### [Records for processing]
—————
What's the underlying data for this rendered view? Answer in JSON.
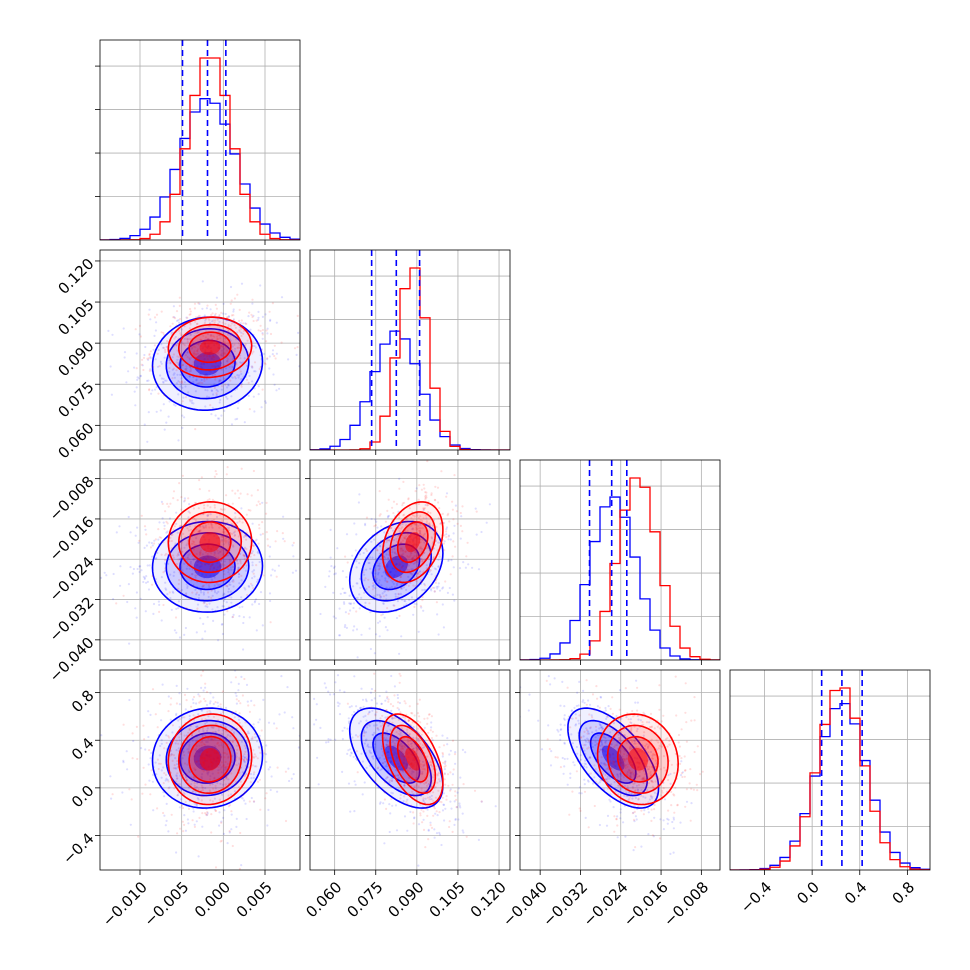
{
  "chart_data": {
    "type": "corner",
    "title": "",
    "parameters": [
      {
        "range": [
          -0.0148,
          0.0092
        ],
        "ticks": [
          -0.01,
          -0.005,
          0.0,
          0.005
        ],
        "tick_labels": [
          "−0.010",
          "−0.005",
          "0.000",
          "0.005"
        ]
      },
      {
        "range": [
          0.051,
          0.124
        ],
        "ticks": [
          0.06,
          0.075,
          0.09,
          0.105,
          0.12
        ],
        "tick_labels": [
          "0.060",
          "0.075",
          "0.090",
          "0.105",
          "0.120"
        ]
      },
      {
        "range": [
          -0.044,
          -0.0043
        ],
        "ticks": [
          -0.04,
          -0.032,
          -0.024,
          -0.016,
          -0.008
        ],
        "tick_labels": [
          "−0.040",
          "−0.032",
          "−0.024",
          "−0.016",
          "−0.008"
        ]
      },
      {
        "range": [
          -0.69,
          0.99
        ],
        "ticks": [
          -0.4,
          0.0,
          0.4,
          0.8
        ],
        "tick_labels": [
          "−0.4",
          "0.0",
          "0.4",
          "0.8"
        ]
      }
    ],
    "series": [
      {
        "color": "#0000ff",
        "mean": [
          -0.0019,
          0.0825,
          -0.0255,
          0.25
        ],
        "std": [
          0.0033,
          0.0085,
          0.0045,
          0.21
        ],
        "correlations": [
          [
            0,
            1,
            0.05
          ],
          [
            0,
            2,
            0.02
          ],
          [
            0,
            3,
            0.05
          ],
          [
            1,
            2,
            0.3
          ],
          [
            1,
            3,
            -0.55
          ],
          [
            2,
            3,
            -0.6
          ]
        ],
        "quantiles": [
          [
            -0.0049,
            -0.0019,
            0.0003
          ],
          [
            0.0735,
            0.0825,
            0.091
          ],
          [
            -0.0302,
            -0.0258,
            -0.0228
          ],
          [
            0.08,
            0.25,
            0.42
          ]
        ]
      },
      {
        "color": "#ff0000",
        "mean": [
          -0.0016,
          0.0885,
          -0.0206,
          0.24
        ],
        "std": [
          0.0025,
          0.0055,
          0.004,
          0.19
        ],
        "correlations": [
          [
            0,
            1,
            0.05
          ],
          [
            0,
            2,
            0.02
          ],
          [
            0,
            3,
            0.05
          ],
          [
            1,
            2,
            0.3
          ],
          [
            1,
            3,
            -0.5
          ],
          [
            2,
            3,
            -0.1
          ]
        ],
        "quantiles": [
          [
            -0.0049,
            -0.0019,
            0.0003
          ],
          [
            0.0735,
            0.0825,
            0.091
          ],
          [
            -0.0302,
            -0.0258,
            -0.0228
          ],
          [
            0.08,
            0.25,
            0.42
          ]
        ]
      }
    ],
    "grid": true,
    "quantile_line_color": "#0000ff"
  }
}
—————
Take the records above and transcribe them exactly, dropping every picture.

### [Written solution]
What's the underlying data for this rendered view? Answer in JSON.
{
  "chart_data": {
    "type": "corner",
    "title": "",
    "parameters": [
      {
        "range": [
          -0.0148,
          0.0092
        ],
        "ticks": [
          -0.01,
          -0.005,
          0.0,
          0.005
        ],
        "tick_labels": [
          "−0.010",
          "−0.005",
          "0.000",
          "0.005"
        ]
      },
      {
        "range": [
          0.051,
          0.124
        ],
        "ticks": [
          0.06,
          0.075,
          0.09,
          0.105,
          0.12
        ],
        "tick_labels": [
          "0.060",
          "0.075",
          "0.090",
          "0.105",
          "0.120"
        ]
      },
      {
        "range": [
          -0.044,
          -0.0043
        ],
        "ticks": [
          -0.04,
          -0.032,
          -0.024,
          -0.016,
          -0.008
        ],
        "tick_labels": [
          "−0.040",
          "−0.032",
          "−0.024",
          "−0.016",
          "−0.008"
        ]
      },
      {
        "range": [
          -0.69,
          0.99
        ],
        "ticks": [
          -0.4,
          0.0,
          0.4,
          0.8
        ],
        "tick_labels": [
          "−0.4",
          "0.0",
          "0.4",
          "0.8"
        ]
      }
    ],
    "series": [
      {
        "color": "#0000ff",
        "mean": [
          -0.0019,
          0.0825,
          -0.0255,
          0.25
        ],
        "std": [
          0.0033,
          0.0085,
          0.0045,
          0.21
        ],
        "correlations": [
          [
            0,
            1,
            0.05
          ],
          [
            0,
            2,
            0.02
          ],
          [
            0,
            3,
            0.05
          ],
          [
            1,
            2,
            0.3
          ],
          [
            1,
            3,
            -0.55
          ],
          [
            2,
            3,
            -0.6
          ]
        ],
        "quantiles": [
          [
            -0.0049,
            -0.0019,
            0.0003
          ],
          [
            0.0735,
            0.0825,
            0.091
          ],
          [
            -0.0302,
            -0.0258,
            -0.0228
          ],
          [
            0.08,
            0.25,
            0.42
          ]
        ]
      },
      {
        "color": "#ff0000",
        "mean": [
          -0.0016,
          0.0885,
          -0.0206,
          0.24
        ],
        "std": [
          0.0025,
          0.0055,
          0.004,
          0.19
        ],
        "correlations": [
          [
            0,
            1,
            0.05
          ],
          [
            0,
            2,
            0.02
          ],
          [
            0,
            3,
            0.05
          ],
          [
            1,
            2,
            0.3
          ],
          [
            1,
            3,
            -0.5
          ],
          [
            2,
            3,
            -0.1
          ]
        ],
        "quantiles": [
          [
            -0.0049,
            -0.0019,
            0.0003
          ],
          [
            0.0735,
            0.0825,
            0.091
          ],
          [
            -0.0302,
            -0.0258,
            -0.0228
          ],
          [
            0.08,
            0.25,
            0.42
          ]
        ]
      }
    ],
    "grid": true,
    "quantile_line_color": "#0000ff"
  }
}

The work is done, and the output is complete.